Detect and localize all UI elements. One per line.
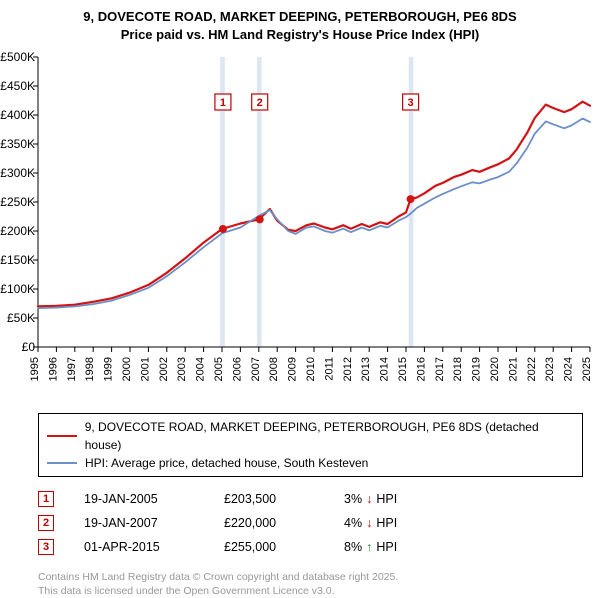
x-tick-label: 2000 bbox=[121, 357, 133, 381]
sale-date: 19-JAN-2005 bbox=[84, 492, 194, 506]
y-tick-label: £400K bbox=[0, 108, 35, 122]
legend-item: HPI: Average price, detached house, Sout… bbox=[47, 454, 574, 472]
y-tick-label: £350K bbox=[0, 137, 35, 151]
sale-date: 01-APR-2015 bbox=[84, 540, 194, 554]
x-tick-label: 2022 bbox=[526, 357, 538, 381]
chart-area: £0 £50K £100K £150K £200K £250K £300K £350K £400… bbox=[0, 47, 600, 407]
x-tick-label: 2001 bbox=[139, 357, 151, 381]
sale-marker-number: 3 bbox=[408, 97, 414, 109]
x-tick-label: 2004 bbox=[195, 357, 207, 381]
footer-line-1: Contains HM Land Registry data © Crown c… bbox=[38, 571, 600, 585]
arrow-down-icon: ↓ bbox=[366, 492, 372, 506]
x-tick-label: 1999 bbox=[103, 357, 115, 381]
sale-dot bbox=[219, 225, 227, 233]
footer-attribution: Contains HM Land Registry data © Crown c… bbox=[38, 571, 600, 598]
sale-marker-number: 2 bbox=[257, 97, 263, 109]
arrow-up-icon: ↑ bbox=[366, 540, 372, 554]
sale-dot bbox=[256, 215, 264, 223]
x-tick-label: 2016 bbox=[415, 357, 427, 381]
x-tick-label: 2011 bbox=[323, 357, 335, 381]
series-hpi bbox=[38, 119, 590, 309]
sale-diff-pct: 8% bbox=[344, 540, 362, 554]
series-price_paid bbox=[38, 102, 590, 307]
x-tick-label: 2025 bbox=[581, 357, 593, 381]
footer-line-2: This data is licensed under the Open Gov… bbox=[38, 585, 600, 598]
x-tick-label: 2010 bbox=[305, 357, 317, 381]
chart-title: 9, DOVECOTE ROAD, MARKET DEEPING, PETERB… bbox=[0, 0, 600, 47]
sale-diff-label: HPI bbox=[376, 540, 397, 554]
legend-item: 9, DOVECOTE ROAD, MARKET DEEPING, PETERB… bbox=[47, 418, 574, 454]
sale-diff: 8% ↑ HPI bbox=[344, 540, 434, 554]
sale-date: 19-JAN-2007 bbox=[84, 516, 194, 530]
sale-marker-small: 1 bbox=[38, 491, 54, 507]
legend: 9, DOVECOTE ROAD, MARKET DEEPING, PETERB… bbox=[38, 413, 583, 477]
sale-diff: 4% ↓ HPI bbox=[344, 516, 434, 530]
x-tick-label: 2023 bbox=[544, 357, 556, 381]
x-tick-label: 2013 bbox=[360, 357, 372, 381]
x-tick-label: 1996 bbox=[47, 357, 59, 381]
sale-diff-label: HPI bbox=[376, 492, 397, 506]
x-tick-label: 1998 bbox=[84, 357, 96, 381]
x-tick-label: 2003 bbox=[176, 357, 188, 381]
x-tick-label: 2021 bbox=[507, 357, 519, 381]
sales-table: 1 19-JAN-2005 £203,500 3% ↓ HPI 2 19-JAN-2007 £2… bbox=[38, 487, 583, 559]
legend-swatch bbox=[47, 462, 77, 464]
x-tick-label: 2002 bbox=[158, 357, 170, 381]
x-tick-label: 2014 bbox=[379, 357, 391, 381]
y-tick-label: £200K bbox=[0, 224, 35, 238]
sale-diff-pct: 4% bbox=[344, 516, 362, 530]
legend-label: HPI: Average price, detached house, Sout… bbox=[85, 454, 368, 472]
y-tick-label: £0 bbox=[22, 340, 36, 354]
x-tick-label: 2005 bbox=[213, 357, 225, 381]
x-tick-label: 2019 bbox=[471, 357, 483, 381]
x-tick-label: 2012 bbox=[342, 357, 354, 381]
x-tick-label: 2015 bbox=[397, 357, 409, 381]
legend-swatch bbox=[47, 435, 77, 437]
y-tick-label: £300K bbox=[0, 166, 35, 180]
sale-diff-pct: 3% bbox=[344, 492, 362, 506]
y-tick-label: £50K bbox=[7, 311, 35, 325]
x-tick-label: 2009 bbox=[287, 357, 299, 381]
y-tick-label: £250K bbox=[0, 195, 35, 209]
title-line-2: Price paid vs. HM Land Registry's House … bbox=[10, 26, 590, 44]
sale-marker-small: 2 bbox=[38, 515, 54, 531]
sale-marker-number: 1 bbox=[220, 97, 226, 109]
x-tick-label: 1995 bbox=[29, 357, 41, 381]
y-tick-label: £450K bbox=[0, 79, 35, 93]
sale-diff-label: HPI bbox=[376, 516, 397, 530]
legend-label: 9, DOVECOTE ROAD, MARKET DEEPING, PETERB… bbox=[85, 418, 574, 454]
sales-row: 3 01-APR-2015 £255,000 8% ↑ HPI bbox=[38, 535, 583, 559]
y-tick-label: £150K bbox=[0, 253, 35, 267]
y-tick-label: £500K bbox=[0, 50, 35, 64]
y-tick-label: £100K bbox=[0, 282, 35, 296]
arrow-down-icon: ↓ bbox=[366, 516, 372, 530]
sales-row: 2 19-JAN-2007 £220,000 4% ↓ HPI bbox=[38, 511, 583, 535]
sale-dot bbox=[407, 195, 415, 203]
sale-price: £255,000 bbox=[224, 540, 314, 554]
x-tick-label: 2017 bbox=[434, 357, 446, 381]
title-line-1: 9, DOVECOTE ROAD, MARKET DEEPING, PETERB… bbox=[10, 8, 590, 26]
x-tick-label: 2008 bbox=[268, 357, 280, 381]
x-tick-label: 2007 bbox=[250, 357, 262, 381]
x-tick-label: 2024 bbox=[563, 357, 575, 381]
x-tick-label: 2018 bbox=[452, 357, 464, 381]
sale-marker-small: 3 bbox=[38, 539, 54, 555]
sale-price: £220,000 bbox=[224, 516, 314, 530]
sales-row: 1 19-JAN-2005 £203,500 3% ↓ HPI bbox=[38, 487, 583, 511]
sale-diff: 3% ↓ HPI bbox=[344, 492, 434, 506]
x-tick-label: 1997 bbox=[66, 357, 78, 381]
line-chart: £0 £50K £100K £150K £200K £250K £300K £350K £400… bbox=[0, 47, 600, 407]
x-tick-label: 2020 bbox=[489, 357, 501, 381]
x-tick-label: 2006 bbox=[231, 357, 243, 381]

━━━━━━

■ **Problem to work on**: Reproduce the stretch of the records from the line containing "x-tick-label: 2000 bbox=[121, 357, 133, 381]" through the line containing "arrow-down-icon: ↓ bbox=[366, 492, 372, 506]", swapping "sale-date" for "date-of-sale" and leaving everything else as it is.

■ **Complete response**:
x-tick-label: 2000 bbox=[121, 357, 133, 381]
date-of-sale: 19-JAN-2005 bbox=[84, 492, 194, 506]
y-tick-label: £400K bbox=[0, 108, 35, 122]
legend-item: HPI: Average price, detached house, Sout… bbox=[47, 454, 574, 472]
y-tick-label: £350K bbox=[0, 137, 35, 151]
date-of-sale: 01-APR-2015 bbox=[84, 540, 194, 554]
x-tick-label: 2022 bbox=[526, 357, 538, 381]
chart-area: £0 £50K £100K £150K £200K £250K £300K £350K £400… bbox=[0, 47, 600, 407]
x-tick-label: 2001 bbox=[139, 357, 151, 381]
sale-marker-number: 3 bbox=[408, 97, 414, 109]
x-tick-label: 2004 bbox=[195, 357, 207, 381]
footer-line-1: Contains HM Land Registry data © Crown c… bbox=[38, 571, 600, 585]
arrow-down-icon: ↓ bbox=[366, 492, 372, 506]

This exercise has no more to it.